- WRITTEN EXERCISE
Write out the items unchanged, from the first line through the line containing "value-label-flatbed-aug: $2.20 —", including both of those lines.

Records
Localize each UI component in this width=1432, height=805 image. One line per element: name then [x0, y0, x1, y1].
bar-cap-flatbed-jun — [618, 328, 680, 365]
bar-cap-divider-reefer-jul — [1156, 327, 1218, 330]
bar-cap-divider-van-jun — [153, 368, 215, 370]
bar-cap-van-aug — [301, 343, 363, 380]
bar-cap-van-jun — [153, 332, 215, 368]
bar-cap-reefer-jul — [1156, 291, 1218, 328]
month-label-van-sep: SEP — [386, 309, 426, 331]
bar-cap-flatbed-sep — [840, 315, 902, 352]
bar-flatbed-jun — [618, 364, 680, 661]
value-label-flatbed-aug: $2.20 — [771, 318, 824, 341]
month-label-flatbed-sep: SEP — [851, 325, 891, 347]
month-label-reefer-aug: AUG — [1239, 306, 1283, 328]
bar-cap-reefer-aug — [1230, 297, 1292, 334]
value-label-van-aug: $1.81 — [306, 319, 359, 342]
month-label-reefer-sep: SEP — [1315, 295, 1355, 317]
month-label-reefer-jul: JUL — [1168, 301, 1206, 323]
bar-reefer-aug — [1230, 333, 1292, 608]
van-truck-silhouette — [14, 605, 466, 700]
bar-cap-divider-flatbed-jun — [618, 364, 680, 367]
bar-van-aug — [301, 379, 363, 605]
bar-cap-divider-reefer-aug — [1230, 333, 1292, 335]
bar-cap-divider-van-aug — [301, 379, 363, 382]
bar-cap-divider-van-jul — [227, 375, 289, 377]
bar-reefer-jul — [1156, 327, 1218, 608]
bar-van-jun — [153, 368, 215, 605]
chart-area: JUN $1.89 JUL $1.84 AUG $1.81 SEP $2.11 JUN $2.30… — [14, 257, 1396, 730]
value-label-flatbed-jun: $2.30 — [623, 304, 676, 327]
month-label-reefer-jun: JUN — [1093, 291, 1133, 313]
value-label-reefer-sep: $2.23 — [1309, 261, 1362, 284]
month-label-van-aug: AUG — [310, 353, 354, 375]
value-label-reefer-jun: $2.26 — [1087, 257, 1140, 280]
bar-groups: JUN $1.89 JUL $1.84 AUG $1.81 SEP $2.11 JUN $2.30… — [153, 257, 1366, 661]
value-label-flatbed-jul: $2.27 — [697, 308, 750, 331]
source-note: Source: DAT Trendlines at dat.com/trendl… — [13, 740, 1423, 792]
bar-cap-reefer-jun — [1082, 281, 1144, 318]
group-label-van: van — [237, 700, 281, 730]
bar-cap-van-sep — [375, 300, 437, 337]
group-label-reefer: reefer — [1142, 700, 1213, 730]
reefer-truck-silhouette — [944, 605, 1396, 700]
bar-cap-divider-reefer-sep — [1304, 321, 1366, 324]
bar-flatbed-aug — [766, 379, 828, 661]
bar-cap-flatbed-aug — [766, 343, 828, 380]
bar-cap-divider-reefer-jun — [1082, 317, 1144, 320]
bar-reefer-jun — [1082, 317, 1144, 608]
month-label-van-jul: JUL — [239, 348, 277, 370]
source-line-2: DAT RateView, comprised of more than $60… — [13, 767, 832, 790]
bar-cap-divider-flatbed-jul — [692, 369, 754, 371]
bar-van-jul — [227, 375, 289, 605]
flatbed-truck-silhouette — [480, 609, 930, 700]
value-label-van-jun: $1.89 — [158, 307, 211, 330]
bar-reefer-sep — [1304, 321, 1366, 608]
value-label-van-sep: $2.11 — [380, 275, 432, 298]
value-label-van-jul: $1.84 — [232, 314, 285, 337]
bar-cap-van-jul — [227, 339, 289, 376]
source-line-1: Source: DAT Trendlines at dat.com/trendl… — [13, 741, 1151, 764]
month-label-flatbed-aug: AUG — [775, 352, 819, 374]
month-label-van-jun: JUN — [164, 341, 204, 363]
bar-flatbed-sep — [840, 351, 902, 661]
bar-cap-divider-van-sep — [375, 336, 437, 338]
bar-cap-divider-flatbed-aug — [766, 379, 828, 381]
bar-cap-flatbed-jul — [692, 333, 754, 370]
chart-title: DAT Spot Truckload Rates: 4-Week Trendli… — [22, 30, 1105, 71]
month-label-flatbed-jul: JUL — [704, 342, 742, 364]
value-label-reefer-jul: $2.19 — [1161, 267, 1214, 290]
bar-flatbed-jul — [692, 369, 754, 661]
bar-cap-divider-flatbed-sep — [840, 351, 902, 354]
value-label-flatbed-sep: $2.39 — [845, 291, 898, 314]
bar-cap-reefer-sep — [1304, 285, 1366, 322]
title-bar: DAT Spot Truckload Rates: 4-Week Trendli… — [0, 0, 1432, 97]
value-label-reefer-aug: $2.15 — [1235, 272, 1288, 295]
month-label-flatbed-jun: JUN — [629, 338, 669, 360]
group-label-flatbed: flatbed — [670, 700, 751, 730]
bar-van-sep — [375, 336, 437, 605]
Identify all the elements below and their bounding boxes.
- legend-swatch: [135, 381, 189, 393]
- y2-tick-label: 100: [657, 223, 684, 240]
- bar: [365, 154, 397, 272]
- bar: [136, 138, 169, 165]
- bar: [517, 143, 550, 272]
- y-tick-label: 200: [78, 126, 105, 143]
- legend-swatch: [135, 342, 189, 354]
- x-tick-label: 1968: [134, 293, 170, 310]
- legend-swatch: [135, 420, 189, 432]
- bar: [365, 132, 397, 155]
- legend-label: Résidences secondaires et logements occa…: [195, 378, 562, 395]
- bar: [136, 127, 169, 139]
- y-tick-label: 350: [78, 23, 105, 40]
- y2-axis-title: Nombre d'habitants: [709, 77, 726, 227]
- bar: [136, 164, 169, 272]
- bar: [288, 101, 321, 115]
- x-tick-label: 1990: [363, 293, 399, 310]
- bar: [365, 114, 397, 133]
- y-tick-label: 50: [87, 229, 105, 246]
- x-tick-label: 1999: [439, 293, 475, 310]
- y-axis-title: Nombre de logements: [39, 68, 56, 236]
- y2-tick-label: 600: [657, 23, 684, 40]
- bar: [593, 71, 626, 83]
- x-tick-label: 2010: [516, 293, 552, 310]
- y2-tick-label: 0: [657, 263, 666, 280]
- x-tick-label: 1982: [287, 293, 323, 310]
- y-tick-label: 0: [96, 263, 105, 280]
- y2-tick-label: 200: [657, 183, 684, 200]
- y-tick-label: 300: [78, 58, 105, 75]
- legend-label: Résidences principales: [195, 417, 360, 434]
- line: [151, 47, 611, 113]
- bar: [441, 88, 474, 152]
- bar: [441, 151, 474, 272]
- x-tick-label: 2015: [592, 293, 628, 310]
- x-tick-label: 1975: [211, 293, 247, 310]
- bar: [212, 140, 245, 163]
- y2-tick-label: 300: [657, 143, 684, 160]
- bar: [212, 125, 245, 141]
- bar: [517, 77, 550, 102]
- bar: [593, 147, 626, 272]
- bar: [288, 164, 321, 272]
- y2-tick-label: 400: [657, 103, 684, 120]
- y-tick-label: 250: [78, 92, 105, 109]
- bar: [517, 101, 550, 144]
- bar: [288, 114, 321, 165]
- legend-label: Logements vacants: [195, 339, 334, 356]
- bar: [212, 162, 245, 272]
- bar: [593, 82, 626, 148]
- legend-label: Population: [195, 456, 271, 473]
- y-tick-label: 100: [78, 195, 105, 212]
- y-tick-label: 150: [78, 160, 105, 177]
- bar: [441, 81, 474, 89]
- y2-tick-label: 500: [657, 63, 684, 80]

- TASK SOLUTION
Localize each UI component in this width=1432, height=805 image. One line per element: name then [x0, y0, x1, y1].
bar-cap-flatbed-jun — [618, 328, 680, 365]
bar-cap-divider-reefer-jul — [1156, 327, 1218, 330]
bar-cap-divider-van-jun — [153, 368, 215, 370]
bar-cap-van-aug — [301, 343, 363, 380]
bar-cap-van-jun — [153, 332, 215, 368]
bar-cap-reefer-jul — [1156, 291, 1218, 328]
month-label-van-sep: SEP — [386, 309, 426, 331]
bar-cap-flatbed-sep — [840, 315, 902, 352]
bar-flatbed-jun — [618, 364, 680, 661]
value-label-flatbed-aug: $2.20 — [771, 318, 824, 341]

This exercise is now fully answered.